#### Selected extract
━━━━

# Jokes



## dougspaulding (May 22, 2004)

DeathTouch said:


> I think someone needs to get off the forums and back in the kitchen.


That reminds me of a series of jokes on this very subject (which I discreetly moved to another thread to save myself the wrath of the Zombie):

How many men does it take to open a beer?
None. It should be opened when she brings it.
------------------------------------------------------------------- 
Why is a Laundromat a really bad place to pick up a woman?
Because a woman who can't even afford a washing machine will probably never be able to support you.
--------------------------------------------------------------------
Why do women have smaller feet than men?
It's one of those "evolutionary things" that allows
them to stand closer to the kitchen sink.
-------------------------------------------------------------------
How do you know when a woman is about to say something smart?
When she starts a sentence with "A man once told me..."
------------------------------------------------------------------- 
How do you fix a woman's watch?
You don't. There is a clock on the oven.
------------------------------------------------------------------- 
If your dog is barking at the back door and your wife is yelling at the front door, who do you let in first?
The dog, of course. He'll shut up once you let him in.
------------------------------------------------------------------- 
What's worse than a Male Chauvinist Pig?
A woman who won't do what she's told.
------------------------------------------------------------------- 
I married a Miss Right.
I just didn't know her first name was Always.
------------------------------------------------------------------- 
Scientists have discovered a food that diminishes
a woman's sex drive by 90%.
It's called a Wedding Cake.
------------------------------------------------------------------- 
Why do men die before their wives?
They want to.
------------------------------------------------------------------- 
Women will never be equal to men until they can
walk down the street with a bald head and a beer
gut, and still think they are sexy.
-------------------------------------------------------------------
In the beginning, God created the earth and rested.
Then God created Man and rested.
Then God created Woman.
Since then, neither God nor Man has rested!
-------------------------------------------------------------------


----------



## Bodybagging (May 8, 2006)

A Termite walks into a pub and asks is the Bartender here


----------



## roadkill (May 11, 2006)

A rabbi, priest, and minister walk into a pub.

The barman says, "What!? Is this some kind of joke?"


----------



## claymud (Aug 21, 2005)

A duck walks into a store and asks for some duck food. The Owner says sorry we don't have duck food. The duck looks at him and says okay.

━━━━

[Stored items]
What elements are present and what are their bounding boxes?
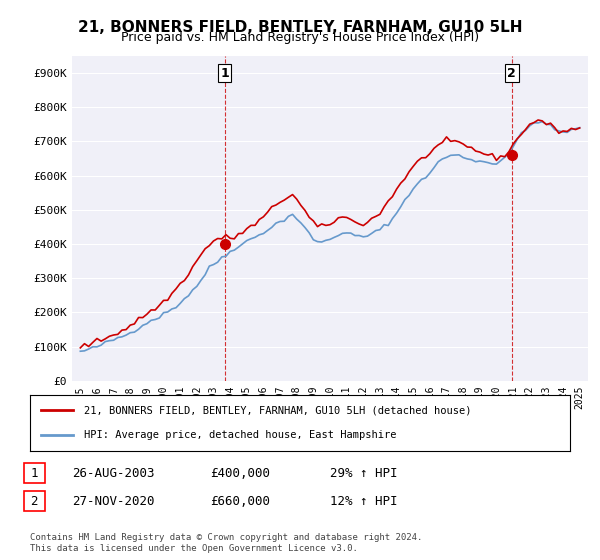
Text: 2: 2 [31,494,38,508]
Text: 1: 1 [31,466,38,480]
Text: Contains HM Land Registry data © Crown copyright and database right 2024.
This d: Contains HM Land Registry data © Crown c… [30,533,422,553]
Text: 21, BONNERS FIELD, BENTLEY, FARNHAM, GU10 5LH: 21, BONNERS FIELD, BENTLEY, FARNHAM, GU1… [78,20,522,35]
Text: 1: 1 [220,67,229,80]
Text: £400,000: £400,000 [210,466,270,480]
Text: 29% ↑ HPI: 29% ↑ HPI [330,466,398,480]
Text: 21, BONNERS FIELD, BENTLEY, FARNHAM, GU10 5LH (detached house): 21, BONNERS FIELD, BENTLEY, FARNHAM, GU1… [84,405,472,416]
Text: HPI: Average price, detached house, East Hampshire: HPI: Average price, detached house, East… [84,430,397,440]
Text: 27-NOV-2020: 27-NOV-2020 [72,494,155,508]
Text: 2: 2 [508,67,516,80]
Text: Price paid vs. HM Land Registry's House Price Index (HPI): Price paid vs. HM Land Registry's House … [121,31,479,44]
Text: 12% ↑ HPI: 12% ↑ HPI [330,494,398,508]
Text: 26-AUG-2003: 26-AUG-2003 [72,466,155,480]
Text: £660,000: £660,000 [210,494,270,508]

━━━━

#### What is needed
Carry the jokes forum thread forward from its last sentence.

#### Answer
Same duck the next day comes back into the store and asks for some duck food. 'Look,' the manager says 'we don't have duck food here' The duck leaves again.
So the next day the same duck walks in and asks for duck food. The manager looks at him and says, 'If you come in here one more time asking for Duck food I'm gonna nail your feet to the floor.'
Well on the fourth day the duck walks back into the store and asks the guy, 'Got any nails?' 'No.' The Manager replies, 'Good, now tell me.' The duck says, 'Do you have any duck food?'


----------



## Bodybagging (May 8, 2006)

that weally QUACKED me up.......Hey Someone was gonna say it!


----------



## krypt (Oct 25, 2005)

drunk staggers over to a lake where people are being saved ....he wanders up there and the priest says have you found jesus he says no grabs him dunks him under he asked him again have you found jesus he says no yet a again priest dunks him under for a long time this time brings him back up HAVE YOU FOUND JESUS! drunk catches his breath says man are you sure he fell in right here


----------



## claymud (Aug 21, 2005)

A Newfi's on a destroyer in world war two. This magic man's on board and preforming for the saliors. The Newfies being a pain and yelling everytime he does somthing 'I saw how you did that!' Finily the magic man gets pissed off and is about to tell the Newfi off when the boat is hit by a torpedo and sinks. Only the Newfi and magic man survive.

So for days the two are clinging to a peice of debris and the newfis staring at the magic man. 
'What do you want!' He finily asks the Newfi.
'I'm just wondering when your gonna make the ship reapper.' The Newfi says.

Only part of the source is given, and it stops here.